Layout annotation records:
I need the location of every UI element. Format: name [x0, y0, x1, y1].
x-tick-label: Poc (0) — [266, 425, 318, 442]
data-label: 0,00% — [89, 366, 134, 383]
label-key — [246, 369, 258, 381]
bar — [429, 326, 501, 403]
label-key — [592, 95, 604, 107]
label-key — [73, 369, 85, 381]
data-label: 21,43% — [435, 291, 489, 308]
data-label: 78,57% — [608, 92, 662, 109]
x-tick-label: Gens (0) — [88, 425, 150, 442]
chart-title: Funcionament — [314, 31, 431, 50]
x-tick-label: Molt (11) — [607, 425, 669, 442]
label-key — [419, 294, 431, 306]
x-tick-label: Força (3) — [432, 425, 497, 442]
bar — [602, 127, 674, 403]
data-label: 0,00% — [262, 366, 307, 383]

...

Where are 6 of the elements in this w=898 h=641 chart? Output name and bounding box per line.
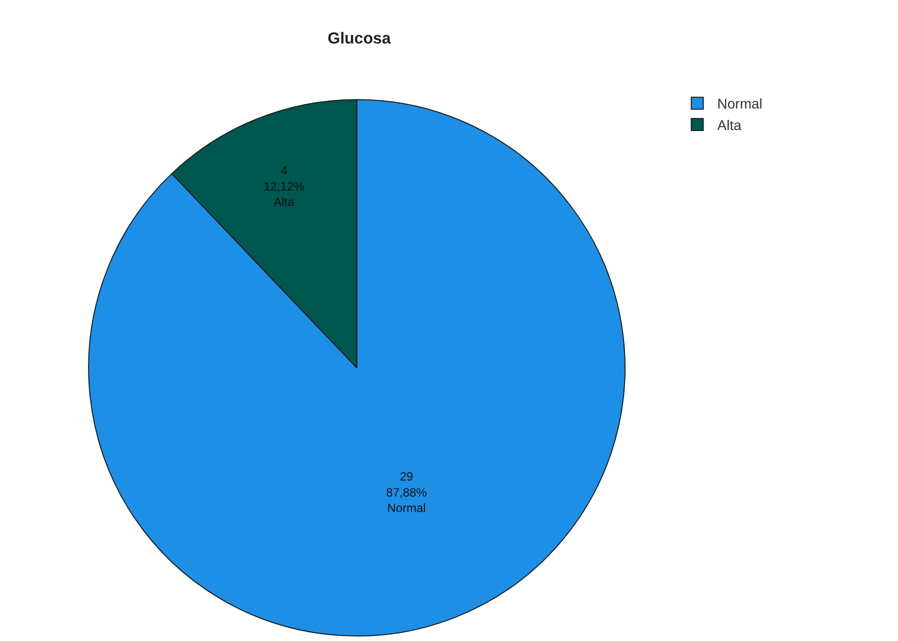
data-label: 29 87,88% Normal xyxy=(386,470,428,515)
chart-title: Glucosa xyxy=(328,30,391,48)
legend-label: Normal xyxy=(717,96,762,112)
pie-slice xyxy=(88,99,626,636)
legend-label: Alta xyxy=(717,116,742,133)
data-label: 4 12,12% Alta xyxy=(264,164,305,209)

To do —
Quote the rows between the line containing "I need the location" and the line containing "data-label: 21,43% — [435, 291, 489, 308]", inclusive.

Correct output —
I need the location of every UI element. Format: name [x0, y0, x1, y1].
x-tick-label: Poc (0) — [266, 425, 318, 442]
data-label: 0,00% — [89, 366, 134, 383]
label-key — [246, 369, 258, 381]
bar — [429, 326, 501, 403]
label-key — [592, 95, 604, 107]
label-key — [73, 369, 85, 381]
data-label: 21,43% — [435, 291, 489, 308]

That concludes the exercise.